OBJECTIVE: Please give the listing again in its entirety, exactly as written.

GIVEN DATA:
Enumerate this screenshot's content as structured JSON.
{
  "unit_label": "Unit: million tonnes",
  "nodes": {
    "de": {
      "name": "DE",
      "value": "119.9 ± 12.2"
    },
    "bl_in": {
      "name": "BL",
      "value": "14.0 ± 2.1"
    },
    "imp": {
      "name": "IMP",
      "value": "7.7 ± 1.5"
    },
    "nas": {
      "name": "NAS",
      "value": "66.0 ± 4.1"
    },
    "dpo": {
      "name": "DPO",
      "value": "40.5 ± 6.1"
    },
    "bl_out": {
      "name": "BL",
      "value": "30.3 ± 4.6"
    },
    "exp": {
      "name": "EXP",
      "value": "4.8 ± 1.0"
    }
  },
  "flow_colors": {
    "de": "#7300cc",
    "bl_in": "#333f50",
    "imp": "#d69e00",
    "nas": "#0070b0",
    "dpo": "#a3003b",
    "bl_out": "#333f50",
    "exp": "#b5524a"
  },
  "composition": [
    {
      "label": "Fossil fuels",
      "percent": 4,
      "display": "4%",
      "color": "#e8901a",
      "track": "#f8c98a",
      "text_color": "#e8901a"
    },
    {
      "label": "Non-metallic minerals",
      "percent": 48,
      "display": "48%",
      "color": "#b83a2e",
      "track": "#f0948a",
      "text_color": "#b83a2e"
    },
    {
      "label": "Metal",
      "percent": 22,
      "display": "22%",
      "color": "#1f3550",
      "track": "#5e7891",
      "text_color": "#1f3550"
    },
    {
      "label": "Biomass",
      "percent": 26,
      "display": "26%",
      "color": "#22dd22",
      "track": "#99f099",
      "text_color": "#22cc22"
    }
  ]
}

EXERCISE OUTPUT:
Enumerate this screenshot's content as structured JSON.
{
  "unit_label": "Unit: million tonnes",
  "nodes": {
    "de": {
      "name": "DE",
      "value": "119.9 ± 12.2"
    },
    "bl_in": {
      "name": "BL",
      "value": "14.0 ± 2.1"
    },
    "imp": {
      "name": "IMP",
      "value": "7.7 ± 1.5"
    },
    "nas": {
      "name": "NAS",
      "value": "66.0 ± 4.1"
    },
    "dpo": {
      "name": "DPO",
      "value": "40.5 ± 6.1"
    },
    "bl_out": {
      "name": "BL",
      "value": "30.3 ± 4.6"
    },
    "exp": {
      "name": "EXP",
      "value": "4.8 ± 1.0"
    }
  },
  "flow_colors": {
    "de": "#7300cc",
    "bl_in": "#333f50",
    "imp": "#d69e00",
    "nas": "#0070b0",
    "dpo": "#a3003b",
    "bl_out": "#333f50",
    "exp": "#b5524a"
  },
  "composition": [
    {
      "label": "Fossil fuels",
      "percent": 4,
      "display": "4%",
      "color": "#e8901a",
      "track": "#f8c98a",
      "text_color": "#e8901a"
    },
    {
      "label": "Non-metallic minerals",
      "percent": 48,
      "display": "48%",
      "color": "#b83a2e",
      "track": "#f0948a",
      "text_color": "#b83a2e"
    },
    {
      "label": "Metal",
      "percent": 22,
      "display": "22%",
      "color": "#1f3550",
      "track": "#5e7891",
      "text_color": "#1f3550"
    },
    {
      "label": "Biomass",
      "percent": 26,
      "display": "26%",
      "color": "#22dd22",
      "track": "#99f099",
      "text_color": "#22cc22"
    }
  ]
}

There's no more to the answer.